## Problem
Repeat the material below exactly, line for line.

Stored items from a collection:
━━━━

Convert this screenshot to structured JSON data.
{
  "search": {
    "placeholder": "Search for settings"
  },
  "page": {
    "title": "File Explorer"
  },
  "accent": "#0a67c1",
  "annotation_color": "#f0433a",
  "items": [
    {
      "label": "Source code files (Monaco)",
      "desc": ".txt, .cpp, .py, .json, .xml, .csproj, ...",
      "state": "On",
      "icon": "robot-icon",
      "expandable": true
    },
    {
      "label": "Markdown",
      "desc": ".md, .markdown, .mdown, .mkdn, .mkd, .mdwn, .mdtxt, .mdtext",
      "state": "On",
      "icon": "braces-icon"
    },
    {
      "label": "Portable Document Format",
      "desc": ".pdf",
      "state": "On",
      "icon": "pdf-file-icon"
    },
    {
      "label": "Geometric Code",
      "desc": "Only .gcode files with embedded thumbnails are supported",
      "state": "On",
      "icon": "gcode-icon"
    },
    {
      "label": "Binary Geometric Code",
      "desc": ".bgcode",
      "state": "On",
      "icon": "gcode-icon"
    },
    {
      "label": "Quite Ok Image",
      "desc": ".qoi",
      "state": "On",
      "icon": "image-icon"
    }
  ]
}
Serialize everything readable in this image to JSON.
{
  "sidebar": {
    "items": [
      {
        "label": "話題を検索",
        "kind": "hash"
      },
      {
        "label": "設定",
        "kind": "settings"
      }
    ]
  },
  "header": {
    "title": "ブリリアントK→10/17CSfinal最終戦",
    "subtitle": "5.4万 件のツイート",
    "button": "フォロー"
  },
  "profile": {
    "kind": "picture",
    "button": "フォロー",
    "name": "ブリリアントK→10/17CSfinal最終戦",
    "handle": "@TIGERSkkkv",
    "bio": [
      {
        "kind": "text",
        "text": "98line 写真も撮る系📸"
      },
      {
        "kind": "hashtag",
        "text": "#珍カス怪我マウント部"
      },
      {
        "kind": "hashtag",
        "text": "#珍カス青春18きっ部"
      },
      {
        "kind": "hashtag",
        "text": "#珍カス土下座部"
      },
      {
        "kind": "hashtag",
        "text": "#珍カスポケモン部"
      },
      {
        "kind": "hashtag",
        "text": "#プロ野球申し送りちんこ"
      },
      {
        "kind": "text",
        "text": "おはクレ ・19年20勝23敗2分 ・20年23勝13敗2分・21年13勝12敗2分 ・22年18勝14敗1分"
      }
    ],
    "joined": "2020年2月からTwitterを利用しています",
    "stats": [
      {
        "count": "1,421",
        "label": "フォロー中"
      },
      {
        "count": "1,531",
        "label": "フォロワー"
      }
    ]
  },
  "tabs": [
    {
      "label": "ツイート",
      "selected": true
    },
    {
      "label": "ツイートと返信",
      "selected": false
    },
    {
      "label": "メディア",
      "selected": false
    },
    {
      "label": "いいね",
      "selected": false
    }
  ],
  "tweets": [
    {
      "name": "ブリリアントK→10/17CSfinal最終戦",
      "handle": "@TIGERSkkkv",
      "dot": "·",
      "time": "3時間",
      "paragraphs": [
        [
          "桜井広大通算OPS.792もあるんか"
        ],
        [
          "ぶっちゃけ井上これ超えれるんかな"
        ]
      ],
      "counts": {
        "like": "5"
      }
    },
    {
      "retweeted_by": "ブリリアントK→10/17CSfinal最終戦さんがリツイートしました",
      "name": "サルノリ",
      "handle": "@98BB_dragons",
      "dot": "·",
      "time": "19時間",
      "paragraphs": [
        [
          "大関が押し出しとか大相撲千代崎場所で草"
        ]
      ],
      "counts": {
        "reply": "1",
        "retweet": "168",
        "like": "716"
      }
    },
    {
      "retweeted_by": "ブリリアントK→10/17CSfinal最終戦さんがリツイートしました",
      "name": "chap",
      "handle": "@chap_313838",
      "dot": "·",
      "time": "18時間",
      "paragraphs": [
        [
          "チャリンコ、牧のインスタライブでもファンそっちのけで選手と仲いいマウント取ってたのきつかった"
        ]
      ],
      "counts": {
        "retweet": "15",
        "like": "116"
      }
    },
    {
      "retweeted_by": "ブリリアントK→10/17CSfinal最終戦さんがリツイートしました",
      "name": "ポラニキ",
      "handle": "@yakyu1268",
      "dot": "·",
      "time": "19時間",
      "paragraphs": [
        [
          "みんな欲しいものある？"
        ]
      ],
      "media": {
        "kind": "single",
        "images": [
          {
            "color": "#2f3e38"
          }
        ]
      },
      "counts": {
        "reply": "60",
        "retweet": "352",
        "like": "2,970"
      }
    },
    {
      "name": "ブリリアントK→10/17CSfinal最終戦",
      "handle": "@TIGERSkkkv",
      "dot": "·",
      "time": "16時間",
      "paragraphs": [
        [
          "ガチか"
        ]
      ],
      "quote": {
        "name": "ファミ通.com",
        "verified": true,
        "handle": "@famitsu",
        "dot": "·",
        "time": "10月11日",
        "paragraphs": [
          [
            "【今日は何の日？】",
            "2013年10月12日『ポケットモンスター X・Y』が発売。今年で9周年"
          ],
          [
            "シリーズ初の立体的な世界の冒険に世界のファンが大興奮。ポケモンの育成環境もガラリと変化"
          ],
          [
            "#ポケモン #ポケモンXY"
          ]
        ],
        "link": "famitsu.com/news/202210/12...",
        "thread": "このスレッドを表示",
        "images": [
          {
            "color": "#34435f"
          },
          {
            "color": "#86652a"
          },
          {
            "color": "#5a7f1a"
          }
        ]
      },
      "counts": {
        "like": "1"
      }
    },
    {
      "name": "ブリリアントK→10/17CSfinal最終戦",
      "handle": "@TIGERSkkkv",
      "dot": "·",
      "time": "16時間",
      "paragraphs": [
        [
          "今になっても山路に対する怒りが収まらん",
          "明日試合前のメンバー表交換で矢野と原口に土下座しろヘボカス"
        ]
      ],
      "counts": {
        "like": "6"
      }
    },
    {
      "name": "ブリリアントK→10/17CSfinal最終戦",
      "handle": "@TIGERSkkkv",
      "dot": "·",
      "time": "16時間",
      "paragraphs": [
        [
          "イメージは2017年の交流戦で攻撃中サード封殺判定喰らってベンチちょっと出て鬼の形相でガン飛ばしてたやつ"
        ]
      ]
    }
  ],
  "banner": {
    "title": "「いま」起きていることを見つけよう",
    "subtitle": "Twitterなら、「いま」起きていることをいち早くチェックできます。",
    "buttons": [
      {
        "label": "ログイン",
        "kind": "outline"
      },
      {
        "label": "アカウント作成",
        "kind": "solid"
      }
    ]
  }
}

━━━━

## Output of the task
Convert this screenshot to structured JSON data.
{
  "search": {
    "placeholder": "Search for settings"
  },
  "page": {
    "title": "File Explorer"
  },
  "accent": "#0a67c1",
  "annotation_color": "#f0433a",
  "items": [
    {
      "label": "Source code files (Monaco)",
      "desc": ".txt, .cpp, .py, .json, .xml, .csproj, ...",
      "state": "On",
      "icon": "robot-icon",
      "expandable": true
    },
    {
      "label": "Markdown",
      "desc": ".md, .markdown, .mdown, .mkdn, .mkd, .mdwn, .mdtxt, .mdtext",
      "state": "On",
      "icon": "braces-icon"
    },
    {
      "label": "Portable Document Format",
      "desc": ".pdf",
      "state": "On",
      "icon": "pdf-file-icon"
    },
    {
      "label": "Geometric Code",
      "desc": "Only .gcode files with embedded thumbnails are supported",
      "state": "On",
      "icon": "gcode-icon"
    },
    {
      "label": "Binary Geometric Code",
      "desc": ".bgcode",
      "state": "On",
      "icon": "gcode-icon"
    },
    {
      "label": "Quite Ok Image",
      "desc": ".qoi",
      "state": "On",
      "icon": "image-icon"
    }
  ]
}
Serialize everything readable in this image to JSON.
{
  "sidebar": {
    "items": [
      {
        "label": "話題を検索",
        "kind": "hash"
      },
      {
        "label": "設定",
        "kind": "settings"
      }
    ]
  },
  "header": {
    "title": "ブリリアントK→10/17CSfinal最終戦",
    "subtitle": "5.4万 件のツイート",
    "button": "フォロー"
  },
  "profile": {
    "kind": "picture",
    "button": "フォロー",
    "name": "ブリリアントK→10/17CSfinal最終戦",
    "handle": "@TIGERSkkkv",
    "bio": [
      {
        "kind": "text",
        "text": "98line 写真も撮る系📸"
      },
      {
        "kind": "hashtag",
        "text": "#珍カス怪我マウント部"
      },
      {
        "kind": "hashtag",
        "text": "#珍カス青春18きっ部"
      },
      {
        "kind": "hashtag",
        "text": "#珍カス土下座部"
      },
      {
        "kind": "hashtag",
        "text": "#珍カスポケモン部"
      },
      {
        "kind": "hashtag",
        "text": "#プロ野球申し送りちんこ"
      },
      {
        "kind": "text",
        "text": "おはクレ ・19年20勝23敗2分 ・20年23勝13敗2分・21年13勝12敗2分 ・22年18勝14敗1分"
      }
    ],
    "joined": "2020年2月からTwitterを利用しています",
    "stats": [
      {
        "count": "1,421",
        "label": "フォロー中"
      },
      {
        "count": "1,531",
        "label": "フォロワー"
      }
    ]
  },
  "tabs": [
    {
      "label": "ツイート",
      "selected": true
    },
    {
      "label": "ツイートと返信",
      "selected": false
    },
    {
      "label": "メディア",
      "selected": false
    },
    {
      "label": "いいね",
      "selected": false
    }
  ],
  "tweets": [
    {
      "name": "ブリリアントK→10/17CSfinal最終戦",
      "handle": "@TIGERSkkkv",
      "dot": "·",
      "time": "3時間",
      "paragraphs": [
        [
          "桜井広大通算OPS.792もあるんか"
        ],
        [
          "ぶっちゃけ井上これ超えれるんかな"
        ]
      ],
      "counts": {
        "like": "5"
      }
    },
    {
      "retweeted_by": "ブリリアントK→10/17CSfinal最終戦さんがリツイートしました",
      "name": "サルノリ",
      "handle": "@98BB_dragons",
      "dot": "·",
      "time": "19時間",
      "paragraphs": [
        [
          "大関が押し出しとか大相撲千代崎場所で草"
        ]
      ],
      "counts": {
        "reply": "1",
        "retweet": "168",
        "like": "716"
      }
    },
    {
      "retweeted_by": "ブリリアントK→10/17CSfinal最終戦さんがリツイートしました",
      "name": "chap",
      "handle": "@chap_313838",
      "dot": "·",
      "time": "18時間",
      "paragraphs": [
        [
          "チャリンコ、牧のインスタライブでもファンそっちのけで選手と仲いいマウント取ってたのきつかった"
        ]
      ],
      "counts": {
        "retweet": "15",
        "like": "116"
      }
    },
    {
      "retweeted_by": "ブリリアントK→10/17CSfinal最終戦さんがリツイートしました",
      "name": "ポラニキ",
      "handle": "@yakyu1268",
      "dot": "·",
      "time": "19時間",
      "paragraphs": [
        [
          "みんな欲しいものある？"
        ]
      ],
      "media": {
        "kind": "single",
        "images": [
          {
            "color": "#2f3e38"
          }
        ]
      },
      "counts": {
        "reply": "60",
        "retweet": "352",
        "like": "2,970"
      }
    },
    {
      "name": "ブリリアントK→10/17CSfinal最終戦",
      "handle": "@TIGERSkkkv",
      "dot": "·",
      "time": "16時間",
      "paragraphs": [
        [
          "ガチか"
        ]
      ],
      "quote": {
        "name": "ファミ通.com",
        "verified": true,
        "handle": "@famitsu",
        "dot": "·",
        "time": "10月11日",
        "paragraphs": [
          [
            "【今日は何の日？】",
            "2013年10月12日『ポケットモンスター X・Y』が発売。今年で9周年"
          ],
          [
            "シリーズ初の立体的な世界の冒険に世界のファンが大興奮。ポケモンの育成環境もガラリと変化"
          ],
          [
            "#ポケモン #ポケモンXY"
          ]
        ],
        "link": "famitsu.com/news/202210/12...",
        "thread": "このスレッドを表示",
        "images": [
          {
            "color": "#34435f"
          },
          {
            "color": "#86652a"
          },
          {
            "color": "#5a7f1a"
          }
        ]
      },
      "counts": {
        "like": "1"
      }
    },
    {
      "name": "ブリリアントK→10/17CSfinal最終戦",
      "handle": "@TIGERSkkkv",
      "dot": "·",
      "time": "16時間",
      "paragraphs": [
        [
          "今になっても山路に対する怒りが収まらん",
          "明日試合前のメンバー表交換で矢野と原口に土下座しろヘボカス"
        ]
      ],
      "counts": {
        "like": "6"
      }
    },
    {
      "name": "ブリリアントK→10/17CSfinal最終戦",
      "handle": "@TIGERSkkkv",
      "dot": "·",
      "time": "16時間",
      "paragraphs": [
        [
          "イメージは2017年の交流戦で攻撃中サード封殺判定喰らってベンチちょっと出て鬼の形相でガン飛ばしてたやつ"
        ]
      ]
    }
  ],
  "banner": {
    "title": "「いま」起きていることを見つけよう",
    "subtitle": "Twitterなら、「いま」起きていることをいち早くチェックできます。",
    "buttons": [
      {
        "label": "ログイン",
        "kind": "outline"
      },
      {
        "label": "アカウント作成",
        "kind": "solid"
      }
    ]
  }
}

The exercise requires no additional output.